• [Aim of the exercise]:
Copy, from the entries below, each line where the word "يعلى" can be found.

• [Exercise input]:
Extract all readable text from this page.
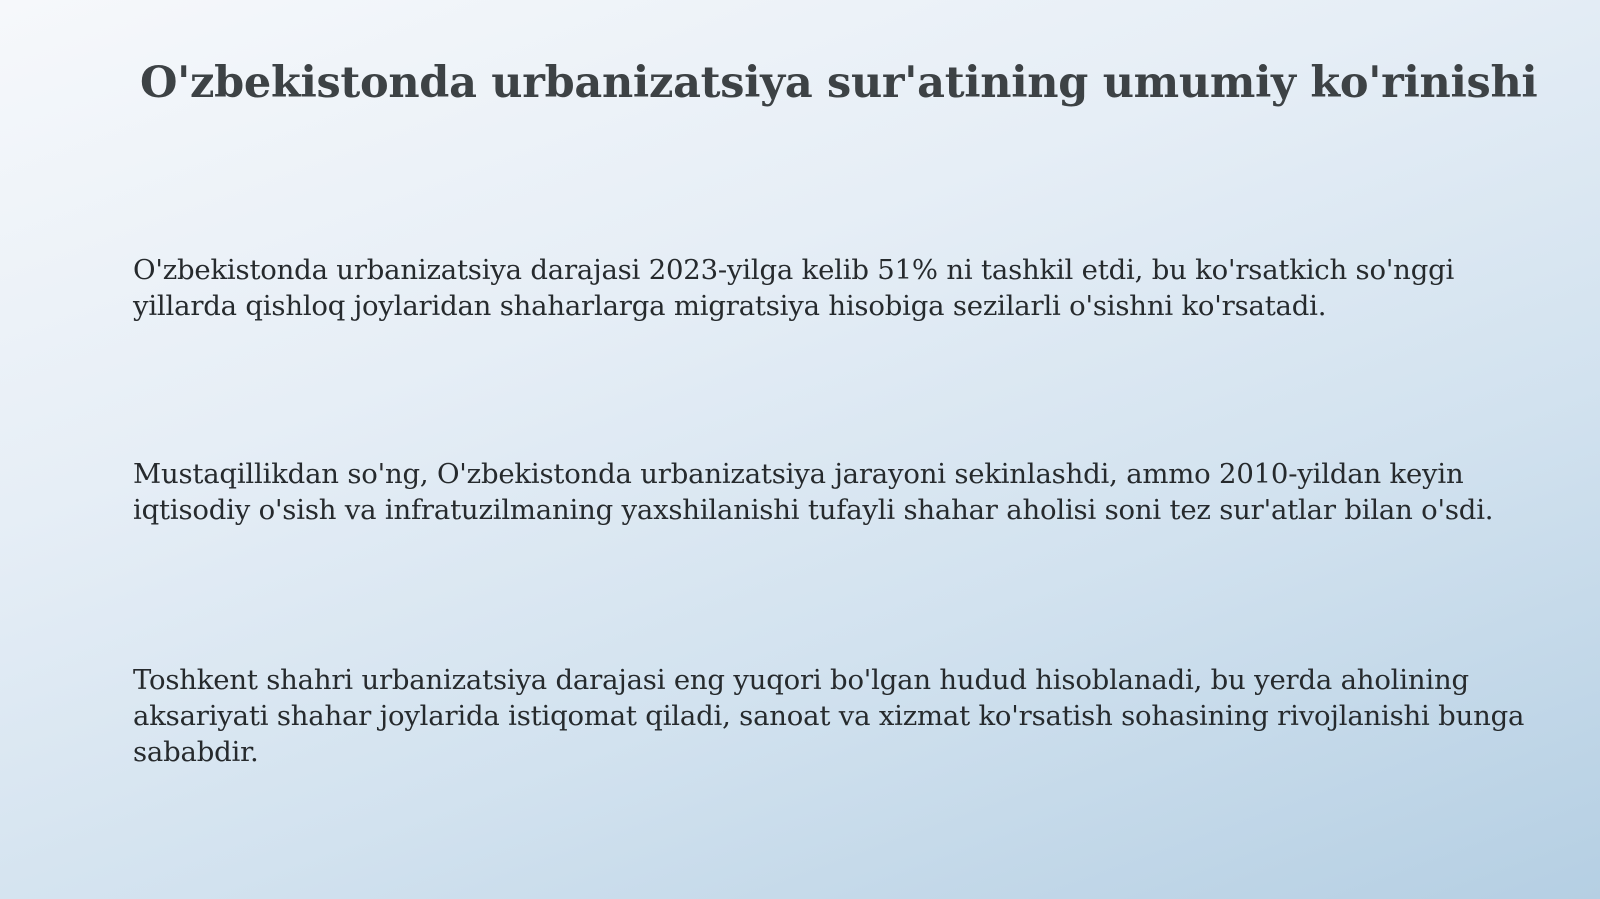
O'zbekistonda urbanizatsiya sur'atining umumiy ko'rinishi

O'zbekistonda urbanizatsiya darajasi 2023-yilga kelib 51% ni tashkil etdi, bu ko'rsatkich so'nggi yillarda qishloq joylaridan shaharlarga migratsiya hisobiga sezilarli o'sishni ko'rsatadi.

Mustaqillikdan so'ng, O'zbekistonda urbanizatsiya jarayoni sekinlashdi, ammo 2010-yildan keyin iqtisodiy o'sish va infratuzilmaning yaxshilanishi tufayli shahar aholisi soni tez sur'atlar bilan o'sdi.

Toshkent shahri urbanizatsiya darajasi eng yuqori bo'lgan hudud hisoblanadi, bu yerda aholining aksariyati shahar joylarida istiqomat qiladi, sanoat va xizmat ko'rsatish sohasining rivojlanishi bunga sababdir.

...

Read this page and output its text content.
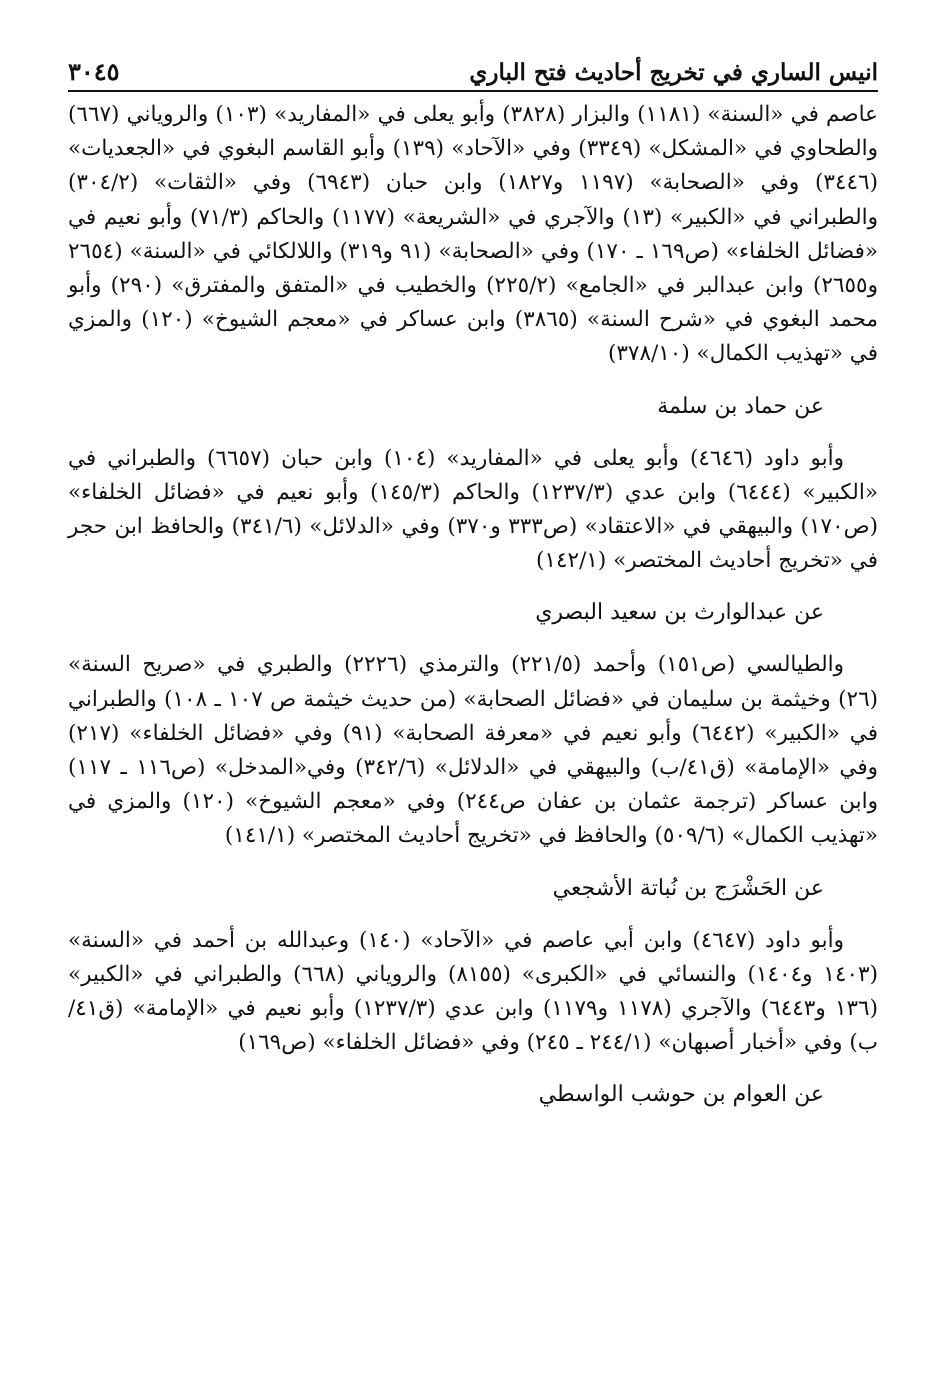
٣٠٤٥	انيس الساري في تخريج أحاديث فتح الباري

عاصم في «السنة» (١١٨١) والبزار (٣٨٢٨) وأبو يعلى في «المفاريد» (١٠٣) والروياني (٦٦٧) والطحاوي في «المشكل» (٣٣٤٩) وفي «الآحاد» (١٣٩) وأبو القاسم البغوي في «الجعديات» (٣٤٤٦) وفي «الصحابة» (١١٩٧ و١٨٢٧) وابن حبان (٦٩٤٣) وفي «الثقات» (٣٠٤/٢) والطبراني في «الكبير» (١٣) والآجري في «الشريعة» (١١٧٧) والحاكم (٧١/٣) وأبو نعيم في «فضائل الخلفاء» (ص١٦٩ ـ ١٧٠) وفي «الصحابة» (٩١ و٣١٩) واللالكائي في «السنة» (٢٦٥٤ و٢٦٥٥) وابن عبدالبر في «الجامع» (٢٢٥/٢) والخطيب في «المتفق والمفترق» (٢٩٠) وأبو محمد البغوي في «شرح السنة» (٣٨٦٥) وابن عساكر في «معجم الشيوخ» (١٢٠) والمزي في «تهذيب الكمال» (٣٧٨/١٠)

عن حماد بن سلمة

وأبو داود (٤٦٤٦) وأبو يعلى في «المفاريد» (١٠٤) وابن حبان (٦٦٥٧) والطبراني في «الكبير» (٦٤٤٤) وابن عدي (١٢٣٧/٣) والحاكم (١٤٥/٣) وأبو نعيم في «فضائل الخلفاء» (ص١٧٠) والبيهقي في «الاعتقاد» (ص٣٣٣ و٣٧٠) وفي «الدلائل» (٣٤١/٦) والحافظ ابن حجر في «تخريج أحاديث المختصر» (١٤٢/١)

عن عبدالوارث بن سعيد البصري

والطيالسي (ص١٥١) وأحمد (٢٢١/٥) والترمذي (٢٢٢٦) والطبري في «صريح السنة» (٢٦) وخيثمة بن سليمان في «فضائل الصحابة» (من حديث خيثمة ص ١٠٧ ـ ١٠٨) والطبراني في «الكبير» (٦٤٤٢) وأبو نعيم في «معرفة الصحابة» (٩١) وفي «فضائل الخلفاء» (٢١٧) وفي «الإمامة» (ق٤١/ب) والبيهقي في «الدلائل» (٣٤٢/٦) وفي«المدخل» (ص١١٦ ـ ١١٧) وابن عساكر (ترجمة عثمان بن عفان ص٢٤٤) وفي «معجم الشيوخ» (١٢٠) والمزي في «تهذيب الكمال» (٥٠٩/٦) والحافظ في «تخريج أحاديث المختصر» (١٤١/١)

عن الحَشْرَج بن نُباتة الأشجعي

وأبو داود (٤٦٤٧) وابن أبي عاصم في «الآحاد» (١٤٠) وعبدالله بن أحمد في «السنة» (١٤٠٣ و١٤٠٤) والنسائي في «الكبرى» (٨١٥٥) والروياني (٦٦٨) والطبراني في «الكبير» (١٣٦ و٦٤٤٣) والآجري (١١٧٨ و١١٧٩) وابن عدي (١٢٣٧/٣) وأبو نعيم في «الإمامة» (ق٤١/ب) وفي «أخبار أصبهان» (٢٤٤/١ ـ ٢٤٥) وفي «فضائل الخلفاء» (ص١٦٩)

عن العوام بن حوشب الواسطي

--

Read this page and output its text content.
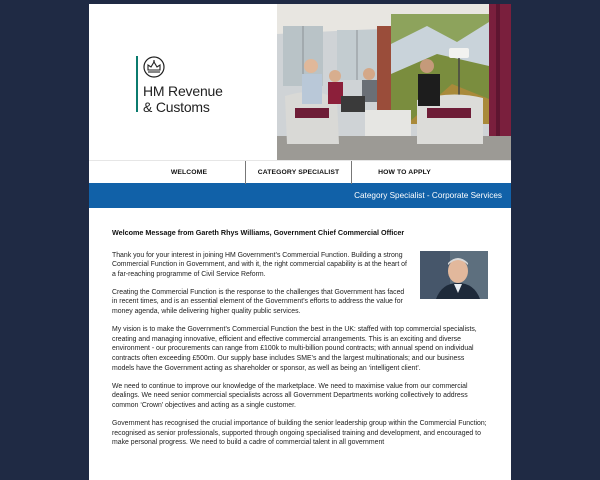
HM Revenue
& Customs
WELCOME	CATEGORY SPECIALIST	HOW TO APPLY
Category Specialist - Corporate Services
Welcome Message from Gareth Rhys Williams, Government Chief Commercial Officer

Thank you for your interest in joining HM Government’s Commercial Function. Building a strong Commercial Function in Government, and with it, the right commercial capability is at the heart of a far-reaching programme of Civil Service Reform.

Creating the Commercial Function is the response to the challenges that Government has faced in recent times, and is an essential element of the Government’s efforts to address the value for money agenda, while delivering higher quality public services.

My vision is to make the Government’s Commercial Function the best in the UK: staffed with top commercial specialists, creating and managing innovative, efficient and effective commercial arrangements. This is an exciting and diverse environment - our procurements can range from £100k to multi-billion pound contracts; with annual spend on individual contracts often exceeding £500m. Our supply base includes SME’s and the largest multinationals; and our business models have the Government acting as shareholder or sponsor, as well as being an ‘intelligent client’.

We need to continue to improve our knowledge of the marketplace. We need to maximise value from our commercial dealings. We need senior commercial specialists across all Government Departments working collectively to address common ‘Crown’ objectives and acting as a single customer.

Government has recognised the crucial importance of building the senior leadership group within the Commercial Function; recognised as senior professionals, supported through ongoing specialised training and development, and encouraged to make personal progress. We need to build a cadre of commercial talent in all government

• [Exercise result]:
عاصم في «السنة» (١١٨١) والبزار (٣٨٢٨) وأبو يعلى في «المفاريد» (١٠٣) والروياني (٦٦٧) والطحاوي في «المشكل» (٣٣٤٩) وفي «الآحاد» (١٣٩) وأبو القاسم البغوي في «الجعديات» (٣٤٤٦) وفي «الصحابة» (١١٩٧ و١٨٢٧) وابن حبان (٦٩٤٣) وفي «الثقات» (٣٠٤/٢) والطبراني في «الكبير» (١٣) والآجري في «الشريعة» (١١٧٧) والحاكم (٧١/٣) وأبو نعيم في «فضائل الخلفاء» (ص١٦٩ ـ ١٧٠) وفي «الصحابة» (٩١ و٣١٩) واللالكائي في «السنة» (٢٦٥٤ و٢٦٥٥) وابن عبدالبر في «الجامع» (٢٢٥/٢) والخطيب في «المتفق والمفترق» (٢٩٠) وأبو محمد البغوي في «شرح السنة» (٣٨٦٥) وابن عساكر في «معجم الشيوخ» (١٢٠) والمزي في «تهذيب الكمال» (٣٧٨/١٠)
وأبو داود (٤٦٤٦) وأبو يعلى في «المفاريد» (١٠٤) وابن حبان (٦٦٥٧) والطبراني في «الكبير» (٦٤٤٤) وابن عدي (١٢٣٧/٣) والحاكم (١٤٥/٣) وأبو نعيم في «فضائل الخلفاء» (ص١٧٠) والبيهقي في «الاعتقاد» (ص٣٣٣ و٣٧٠) وفي «الدلائل» (٣٤١/٦) والحافظ ابن حجر في «تخريج أحاديث المختصر» (١٤٢/١)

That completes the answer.